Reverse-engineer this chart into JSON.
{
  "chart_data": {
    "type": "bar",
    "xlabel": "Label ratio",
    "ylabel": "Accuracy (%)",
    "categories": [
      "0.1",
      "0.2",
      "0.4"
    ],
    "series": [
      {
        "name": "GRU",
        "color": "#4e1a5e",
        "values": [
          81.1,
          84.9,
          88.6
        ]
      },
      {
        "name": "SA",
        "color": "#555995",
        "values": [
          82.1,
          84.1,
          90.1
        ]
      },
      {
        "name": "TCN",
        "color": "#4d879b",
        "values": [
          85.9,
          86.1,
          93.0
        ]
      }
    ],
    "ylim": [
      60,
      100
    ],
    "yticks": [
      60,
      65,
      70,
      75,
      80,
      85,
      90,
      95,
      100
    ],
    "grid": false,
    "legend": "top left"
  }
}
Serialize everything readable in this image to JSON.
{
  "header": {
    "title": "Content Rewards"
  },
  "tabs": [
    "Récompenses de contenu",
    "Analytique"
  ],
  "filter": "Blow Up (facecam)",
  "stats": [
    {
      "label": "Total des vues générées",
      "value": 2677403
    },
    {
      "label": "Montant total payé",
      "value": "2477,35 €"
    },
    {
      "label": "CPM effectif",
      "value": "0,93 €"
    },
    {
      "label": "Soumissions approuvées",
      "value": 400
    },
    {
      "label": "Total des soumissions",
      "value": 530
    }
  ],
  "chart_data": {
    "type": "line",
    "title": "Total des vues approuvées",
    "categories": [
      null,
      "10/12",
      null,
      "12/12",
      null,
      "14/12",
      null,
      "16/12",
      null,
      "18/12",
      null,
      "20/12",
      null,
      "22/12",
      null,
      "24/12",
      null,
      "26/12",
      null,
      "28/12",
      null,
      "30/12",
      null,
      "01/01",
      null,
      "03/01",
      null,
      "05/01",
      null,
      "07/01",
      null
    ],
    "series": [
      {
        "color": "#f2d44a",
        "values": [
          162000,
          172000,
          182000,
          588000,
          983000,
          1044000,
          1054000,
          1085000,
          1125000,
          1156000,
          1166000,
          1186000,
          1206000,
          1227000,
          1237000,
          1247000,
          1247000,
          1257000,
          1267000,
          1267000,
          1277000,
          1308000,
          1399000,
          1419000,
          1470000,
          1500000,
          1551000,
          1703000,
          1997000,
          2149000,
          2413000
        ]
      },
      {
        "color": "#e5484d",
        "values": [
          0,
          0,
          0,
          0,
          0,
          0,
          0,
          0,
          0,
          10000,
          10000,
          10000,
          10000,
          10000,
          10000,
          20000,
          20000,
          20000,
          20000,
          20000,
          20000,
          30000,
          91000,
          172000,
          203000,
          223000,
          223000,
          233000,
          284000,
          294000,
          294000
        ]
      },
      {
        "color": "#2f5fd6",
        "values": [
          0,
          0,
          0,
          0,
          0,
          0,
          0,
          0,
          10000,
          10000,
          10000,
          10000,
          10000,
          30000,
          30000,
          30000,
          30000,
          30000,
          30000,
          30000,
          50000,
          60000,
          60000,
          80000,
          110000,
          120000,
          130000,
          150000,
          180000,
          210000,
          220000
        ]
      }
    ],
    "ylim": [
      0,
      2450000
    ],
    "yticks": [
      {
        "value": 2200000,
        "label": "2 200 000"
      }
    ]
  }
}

..........

→ WORK TO DO:
Write out the whole listing again, exactly as it stands.

→ REPLY TO THE TASK:
Reverse-engineer this chart into JSON.
{
  "chart_data": {
    "type": "bar",
    "xlabel": "Label ratio",
    "ylabel": "Accuracy (%)",
    "categories": [
      "0.1",
      "0.2",
      "0.4"
    ],
    "series": [
      {
        "name": "GRU",
        "color": "#4e1a5e",
        "values": [
          81.1,
          84.9,
          88.6
        ]
      },
      {
        "name": "SA",
        "color": "#555995",
        "values": [
          82.1,
          84.1,
          90.1
        ]
      },
      {
        "name": "TCN",
        "color": "#4d879b",
        "values": [
          85.9,
          86.1,
          93.0
        ]
      }
    ],
    "ylim": [
      60,
      100
    ],
    "yticks": [
      60,
      65,
      70,
      75,
      80,
      85,
      90,
      95,
      100
    ],
    "grid": false,
    "legend": "top left"
  }
}
Serialize everything readable in this image to JSON.
{
  "header": {
    "title": "Content Rewards"
  },
  "tabs": [
    "Récompenses de contenu",
    "Analytique"
  ],
  "filter": "Blow Up (facecam)",
  "stats": [
    {
      "label": "Total des vues générées",
      "value": 2677403
    },
    {
      "label": "Montant total payé",
      "value": "2477,35 €"
    },
    {
      "label": "CPM effectif",
      "value": "0,93 €"
    },
    {
      "label": "Soumissions approuvées",
      "value": 400
    },
    {
      "label": "Total des soumissions",
      "value": 530
    }
  ],
  "chart_data": {
    "type": "line",
    "title": "Total des vues approuvées",
    "categories": [
      null,
      "10/12",
      null,
      "12/12",
      null,
      "14/12",
      null,
      "16/12",
      null,
      "18/12",
      null,
      "20/12",
      null,
      "22/12",
      null,
      "24/12",
      null,
      "26/12",
      null,
      "28/12",
      null,
      "30/12",
      null,
      "01/01",
      null,
      "03/01",
      null,
      "05/01",
      null,
      "07/01",
      null
    ],
    "series": [
      {
        "color": "#f2d44a",
        "values": [
          162000,
          172000,
          182000,
          588000,
          983000,
          1044000,
          1054000,
          1085000,
          1125000,
          1156000,
          1166000,
          1186000,
          1206000,
          1227000,
          1237000,
          1247000,
          1247000,
          1257000,
          1267000,
          1267000,
          1277000,
          1308000,
          1399000,
          1419000,
          1470000,
          1500000,
          1551000,
          1703000,
          1997000,
          2149000,
          2413000
        ]
      },
      {
        "color": "#e5484d",
        "values": [
          0,
          0,
          0,
          0,
          0,
          0,
          0,
          0,
          0,
          10000,
          10000,
          10000,
          10000,
          10000,
          10000,
          20000,
          20000,
          20000,
          20000,
          20000,
          20000,
          30000,
          91000,
          172000,
          203000,
          223000,
          223000,
          233000,
          284000,
          294000,
          294000
        ]
      },
      {
        "color": "#2f5fd6",
        "values": [
          0,
          0,
          0,
          0,
          0,
          0,
          0,
          0,
          10000,
          10000,
          10000,
          10000,
          10000,
          30000,
          30000,
          30000,
          30000,
          30000,
          30000,
          30000,
          50000,
          60000,
          60000,
          80000,
          110000,
          120000,
          130000,
          150000,
          180000,
          210000,
          220000
        ]
      }
    ],
    "ylim": [
      0,
      2450000
    ],
    "yticks": [
      {
        "value": 2200000,
        "label": "2 200 000"
      }
    ]
  }
}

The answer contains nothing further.